## start Working data

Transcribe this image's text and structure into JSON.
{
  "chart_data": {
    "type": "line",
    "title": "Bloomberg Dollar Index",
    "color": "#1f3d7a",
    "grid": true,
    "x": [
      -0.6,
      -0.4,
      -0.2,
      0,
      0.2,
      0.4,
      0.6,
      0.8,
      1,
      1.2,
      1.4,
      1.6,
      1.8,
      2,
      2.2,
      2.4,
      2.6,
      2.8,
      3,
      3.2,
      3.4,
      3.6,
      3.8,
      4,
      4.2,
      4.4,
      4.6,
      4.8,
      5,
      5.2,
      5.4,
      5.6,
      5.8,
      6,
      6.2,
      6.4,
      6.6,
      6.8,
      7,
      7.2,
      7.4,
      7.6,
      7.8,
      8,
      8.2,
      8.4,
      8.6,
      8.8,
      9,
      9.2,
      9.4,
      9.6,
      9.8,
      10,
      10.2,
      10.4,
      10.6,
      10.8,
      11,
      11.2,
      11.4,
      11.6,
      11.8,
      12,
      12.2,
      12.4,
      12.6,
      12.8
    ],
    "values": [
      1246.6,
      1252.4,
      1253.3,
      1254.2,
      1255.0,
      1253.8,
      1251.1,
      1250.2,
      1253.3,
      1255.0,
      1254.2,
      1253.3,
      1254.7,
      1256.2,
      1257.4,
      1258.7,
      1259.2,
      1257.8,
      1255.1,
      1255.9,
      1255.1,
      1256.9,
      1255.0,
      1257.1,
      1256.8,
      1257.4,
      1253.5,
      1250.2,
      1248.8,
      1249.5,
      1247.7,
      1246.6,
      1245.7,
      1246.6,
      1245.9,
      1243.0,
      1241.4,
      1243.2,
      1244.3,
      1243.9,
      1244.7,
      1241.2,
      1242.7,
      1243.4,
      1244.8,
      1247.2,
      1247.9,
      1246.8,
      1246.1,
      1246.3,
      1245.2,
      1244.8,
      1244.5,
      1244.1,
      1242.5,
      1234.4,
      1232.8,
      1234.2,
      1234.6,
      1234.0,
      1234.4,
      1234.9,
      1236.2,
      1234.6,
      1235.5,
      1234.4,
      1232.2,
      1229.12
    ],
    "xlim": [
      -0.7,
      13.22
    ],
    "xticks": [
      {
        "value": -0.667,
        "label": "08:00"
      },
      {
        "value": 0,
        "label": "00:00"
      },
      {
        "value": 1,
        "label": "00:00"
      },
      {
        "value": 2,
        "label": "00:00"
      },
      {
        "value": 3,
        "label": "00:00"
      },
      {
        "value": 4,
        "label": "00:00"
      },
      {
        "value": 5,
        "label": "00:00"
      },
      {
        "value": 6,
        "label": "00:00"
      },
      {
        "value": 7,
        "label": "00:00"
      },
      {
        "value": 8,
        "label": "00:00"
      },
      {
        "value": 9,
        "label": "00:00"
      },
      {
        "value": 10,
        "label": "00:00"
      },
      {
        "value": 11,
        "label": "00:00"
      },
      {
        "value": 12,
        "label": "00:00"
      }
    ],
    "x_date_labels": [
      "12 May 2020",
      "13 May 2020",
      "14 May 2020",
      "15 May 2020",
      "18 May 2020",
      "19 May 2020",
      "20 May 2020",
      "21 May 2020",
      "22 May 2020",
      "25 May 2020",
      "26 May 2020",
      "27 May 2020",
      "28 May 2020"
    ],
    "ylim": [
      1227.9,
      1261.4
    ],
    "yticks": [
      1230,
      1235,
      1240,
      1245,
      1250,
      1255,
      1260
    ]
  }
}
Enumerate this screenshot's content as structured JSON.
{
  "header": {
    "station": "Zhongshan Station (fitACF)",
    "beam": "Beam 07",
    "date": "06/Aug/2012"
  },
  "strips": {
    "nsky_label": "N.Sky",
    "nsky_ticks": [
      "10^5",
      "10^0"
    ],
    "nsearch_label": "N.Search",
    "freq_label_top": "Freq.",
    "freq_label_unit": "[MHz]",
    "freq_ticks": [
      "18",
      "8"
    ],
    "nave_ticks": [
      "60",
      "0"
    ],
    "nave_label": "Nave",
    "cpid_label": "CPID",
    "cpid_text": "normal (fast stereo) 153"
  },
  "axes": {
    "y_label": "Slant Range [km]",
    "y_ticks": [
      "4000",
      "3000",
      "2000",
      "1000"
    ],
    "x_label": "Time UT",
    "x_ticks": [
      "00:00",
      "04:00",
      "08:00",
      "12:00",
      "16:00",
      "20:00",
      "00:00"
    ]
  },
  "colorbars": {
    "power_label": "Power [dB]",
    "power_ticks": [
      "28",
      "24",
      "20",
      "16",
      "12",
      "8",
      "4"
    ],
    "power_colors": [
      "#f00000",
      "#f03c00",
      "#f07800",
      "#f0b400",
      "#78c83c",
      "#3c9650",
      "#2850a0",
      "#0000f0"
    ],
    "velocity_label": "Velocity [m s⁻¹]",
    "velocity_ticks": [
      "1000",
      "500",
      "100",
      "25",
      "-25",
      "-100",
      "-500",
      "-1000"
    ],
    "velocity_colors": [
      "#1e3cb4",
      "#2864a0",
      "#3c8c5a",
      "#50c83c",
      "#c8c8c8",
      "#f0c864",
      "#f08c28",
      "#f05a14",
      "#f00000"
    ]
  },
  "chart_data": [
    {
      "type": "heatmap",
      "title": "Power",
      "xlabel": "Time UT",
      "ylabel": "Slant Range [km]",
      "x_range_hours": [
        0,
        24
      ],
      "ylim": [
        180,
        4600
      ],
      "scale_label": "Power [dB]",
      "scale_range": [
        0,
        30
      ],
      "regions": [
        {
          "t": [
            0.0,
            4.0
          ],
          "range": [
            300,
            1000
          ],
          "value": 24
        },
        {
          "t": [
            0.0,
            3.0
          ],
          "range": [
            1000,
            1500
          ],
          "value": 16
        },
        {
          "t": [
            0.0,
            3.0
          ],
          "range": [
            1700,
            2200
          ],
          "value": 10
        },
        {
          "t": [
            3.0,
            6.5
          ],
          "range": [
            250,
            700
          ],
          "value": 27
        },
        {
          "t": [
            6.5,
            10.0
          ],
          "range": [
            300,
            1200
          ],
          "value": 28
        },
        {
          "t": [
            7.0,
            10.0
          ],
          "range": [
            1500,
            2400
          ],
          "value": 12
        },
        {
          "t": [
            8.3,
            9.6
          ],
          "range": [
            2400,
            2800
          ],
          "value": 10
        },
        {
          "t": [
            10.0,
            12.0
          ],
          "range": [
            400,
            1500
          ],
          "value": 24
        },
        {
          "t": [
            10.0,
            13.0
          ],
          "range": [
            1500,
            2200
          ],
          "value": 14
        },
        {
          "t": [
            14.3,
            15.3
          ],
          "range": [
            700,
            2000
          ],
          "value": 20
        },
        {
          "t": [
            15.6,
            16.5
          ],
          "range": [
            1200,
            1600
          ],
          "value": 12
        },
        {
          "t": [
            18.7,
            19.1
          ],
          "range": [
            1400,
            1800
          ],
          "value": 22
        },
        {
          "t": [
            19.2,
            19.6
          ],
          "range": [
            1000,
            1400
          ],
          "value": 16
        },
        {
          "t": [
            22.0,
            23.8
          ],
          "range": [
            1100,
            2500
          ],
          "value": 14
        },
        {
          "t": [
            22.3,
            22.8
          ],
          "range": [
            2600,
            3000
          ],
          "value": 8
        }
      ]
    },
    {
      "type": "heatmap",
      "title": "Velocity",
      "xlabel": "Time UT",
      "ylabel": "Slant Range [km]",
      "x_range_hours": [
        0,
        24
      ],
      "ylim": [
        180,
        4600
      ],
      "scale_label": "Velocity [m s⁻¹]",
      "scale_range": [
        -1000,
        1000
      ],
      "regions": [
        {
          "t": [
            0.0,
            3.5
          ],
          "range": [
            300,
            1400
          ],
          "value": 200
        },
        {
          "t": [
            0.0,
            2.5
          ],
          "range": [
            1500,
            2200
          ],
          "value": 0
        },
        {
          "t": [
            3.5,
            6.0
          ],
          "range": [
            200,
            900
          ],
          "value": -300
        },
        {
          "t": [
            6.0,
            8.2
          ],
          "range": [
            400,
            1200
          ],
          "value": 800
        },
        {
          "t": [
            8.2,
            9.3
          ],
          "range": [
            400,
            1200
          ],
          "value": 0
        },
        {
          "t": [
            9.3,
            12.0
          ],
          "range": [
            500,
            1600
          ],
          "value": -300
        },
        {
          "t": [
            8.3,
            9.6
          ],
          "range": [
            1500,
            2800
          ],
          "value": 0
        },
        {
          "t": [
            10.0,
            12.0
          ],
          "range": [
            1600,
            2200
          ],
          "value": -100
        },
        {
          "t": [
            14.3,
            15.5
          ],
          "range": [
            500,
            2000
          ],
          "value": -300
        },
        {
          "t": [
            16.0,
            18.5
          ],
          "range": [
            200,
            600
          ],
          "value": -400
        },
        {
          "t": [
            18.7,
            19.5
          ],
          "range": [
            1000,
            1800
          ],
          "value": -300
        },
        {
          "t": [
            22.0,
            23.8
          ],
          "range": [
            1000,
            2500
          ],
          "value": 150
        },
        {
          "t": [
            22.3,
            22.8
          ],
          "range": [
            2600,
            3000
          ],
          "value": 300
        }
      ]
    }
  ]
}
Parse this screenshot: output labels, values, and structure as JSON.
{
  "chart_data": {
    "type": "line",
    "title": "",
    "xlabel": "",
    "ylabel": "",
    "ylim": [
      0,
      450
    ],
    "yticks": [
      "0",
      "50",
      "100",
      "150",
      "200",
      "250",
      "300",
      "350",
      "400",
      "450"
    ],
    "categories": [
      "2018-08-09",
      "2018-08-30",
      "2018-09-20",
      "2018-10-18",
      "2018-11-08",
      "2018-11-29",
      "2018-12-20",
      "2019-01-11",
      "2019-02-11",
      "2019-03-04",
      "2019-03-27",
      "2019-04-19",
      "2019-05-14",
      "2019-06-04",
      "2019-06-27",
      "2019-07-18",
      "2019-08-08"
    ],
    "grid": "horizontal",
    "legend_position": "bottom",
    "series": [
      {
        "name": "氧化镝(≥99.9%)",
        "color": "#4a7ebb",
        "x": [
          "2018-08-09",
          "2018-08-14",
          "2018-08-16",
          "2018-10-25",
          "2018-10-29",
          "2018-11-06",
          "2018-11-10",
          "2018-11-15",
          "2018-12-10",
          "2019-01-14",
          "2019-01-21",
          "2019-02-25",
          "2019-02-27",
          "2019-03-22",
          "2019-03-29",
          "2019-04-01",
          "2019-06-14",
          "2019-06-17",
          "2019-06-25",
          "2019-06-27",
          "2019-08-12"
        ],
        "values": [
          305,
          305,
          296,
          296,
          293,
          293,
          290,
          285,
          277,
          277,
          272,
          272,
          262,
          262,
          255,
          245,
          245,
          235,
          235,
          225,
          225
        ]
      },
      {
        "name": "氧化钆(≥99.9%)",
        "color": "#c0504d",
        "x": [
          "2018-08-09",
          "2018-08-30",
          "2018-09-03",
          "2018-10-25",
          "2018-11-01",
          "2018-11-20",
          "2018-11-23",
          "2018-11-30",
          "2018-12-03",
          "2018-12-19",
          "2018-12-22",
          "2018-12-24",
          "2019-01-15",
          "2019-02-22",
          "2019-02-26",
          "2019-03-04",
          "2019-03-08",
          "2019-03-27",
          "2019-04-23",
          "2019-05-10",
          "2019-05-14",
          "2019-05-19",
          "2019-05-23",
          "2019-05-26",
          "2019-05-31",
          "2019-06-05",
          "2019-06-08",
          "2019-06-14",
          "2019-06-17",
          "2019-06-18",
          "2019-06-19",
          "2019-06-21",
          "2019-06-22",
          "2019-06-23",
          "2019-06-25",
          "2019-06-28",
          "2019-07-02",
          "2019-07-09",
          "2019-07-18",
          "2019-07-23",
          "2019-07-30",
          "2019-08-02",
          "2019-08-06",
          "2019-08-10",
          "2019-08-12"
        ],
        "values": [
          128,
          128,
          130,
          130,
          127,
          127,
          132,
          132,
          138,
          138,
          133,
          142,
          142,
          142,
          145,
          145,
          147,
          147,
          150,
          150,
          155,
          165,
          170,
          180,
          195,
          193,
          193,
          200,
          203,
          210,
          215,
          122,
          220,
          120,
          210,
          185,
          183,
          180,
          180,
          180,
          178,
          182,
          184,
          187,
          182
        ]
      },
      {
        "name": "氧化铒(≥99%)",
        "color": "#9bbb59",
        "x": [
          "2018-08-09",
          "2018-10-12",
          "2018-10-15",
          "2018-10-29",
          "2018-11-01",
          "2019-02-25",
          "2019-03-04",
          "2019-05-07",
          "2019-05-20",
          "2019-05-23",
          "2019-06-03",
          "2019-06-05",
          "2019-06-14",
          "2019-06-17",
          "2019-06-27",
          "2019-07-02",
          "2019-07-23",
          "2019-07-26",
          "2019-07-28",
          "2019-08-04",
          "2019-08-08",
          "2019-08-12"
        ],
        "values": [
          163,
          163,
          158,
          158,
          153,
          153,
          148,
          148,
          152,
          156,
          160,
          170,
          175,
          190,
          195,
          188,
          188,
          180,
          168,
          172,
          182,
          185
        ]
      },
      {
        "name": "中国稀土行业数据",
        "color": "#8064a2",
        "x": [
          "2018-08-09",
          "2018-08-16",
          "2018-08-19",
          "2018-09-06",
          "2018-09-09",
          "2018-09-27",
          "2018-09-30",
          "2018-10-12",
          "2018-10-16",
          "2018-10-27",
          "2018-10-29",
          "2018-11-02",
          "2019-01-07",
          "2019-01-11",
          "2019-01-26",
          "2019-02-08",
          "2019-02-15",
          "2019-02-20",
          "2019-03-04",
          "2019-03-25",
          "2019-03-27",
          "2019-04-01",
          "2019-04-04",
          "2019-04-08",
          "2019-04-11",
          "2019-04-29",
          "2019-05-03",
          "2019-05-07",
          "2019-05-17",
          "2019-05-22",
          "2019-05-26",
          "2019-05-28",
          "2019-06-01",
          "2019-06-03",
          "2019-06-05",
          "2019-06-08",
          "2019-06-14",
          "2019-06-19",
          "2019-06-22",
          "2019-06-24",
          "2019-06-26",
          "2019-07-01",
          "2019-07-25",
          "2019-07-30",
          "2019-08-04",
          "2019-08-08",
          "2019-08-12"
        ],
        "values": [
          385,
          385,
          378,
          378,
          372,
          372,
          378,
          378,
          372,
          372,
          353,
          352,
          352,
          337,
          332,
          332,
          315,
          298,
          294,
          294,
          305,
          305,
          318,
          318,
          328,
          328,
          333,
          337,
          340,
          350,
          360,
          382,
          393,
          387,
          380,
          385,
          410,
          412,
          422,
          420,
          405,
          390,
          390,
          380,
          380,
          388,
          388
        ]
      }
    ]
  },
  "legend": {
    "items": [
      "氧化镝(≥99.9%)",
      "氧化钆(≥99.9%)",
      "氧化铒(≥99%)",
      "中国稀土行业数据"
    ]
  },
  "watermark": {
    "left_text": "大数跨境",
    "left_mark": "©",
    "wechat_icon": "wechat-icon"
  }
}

## end Working data

What you need to do: Lines containing the string "this" are to be selected and copied.

Right answer:
Transcribe this image's text and structure into JSON.
Enumerate this screenshot's content as structured JSON.
Parse this screenshot: output labels, values, and structure as JSON.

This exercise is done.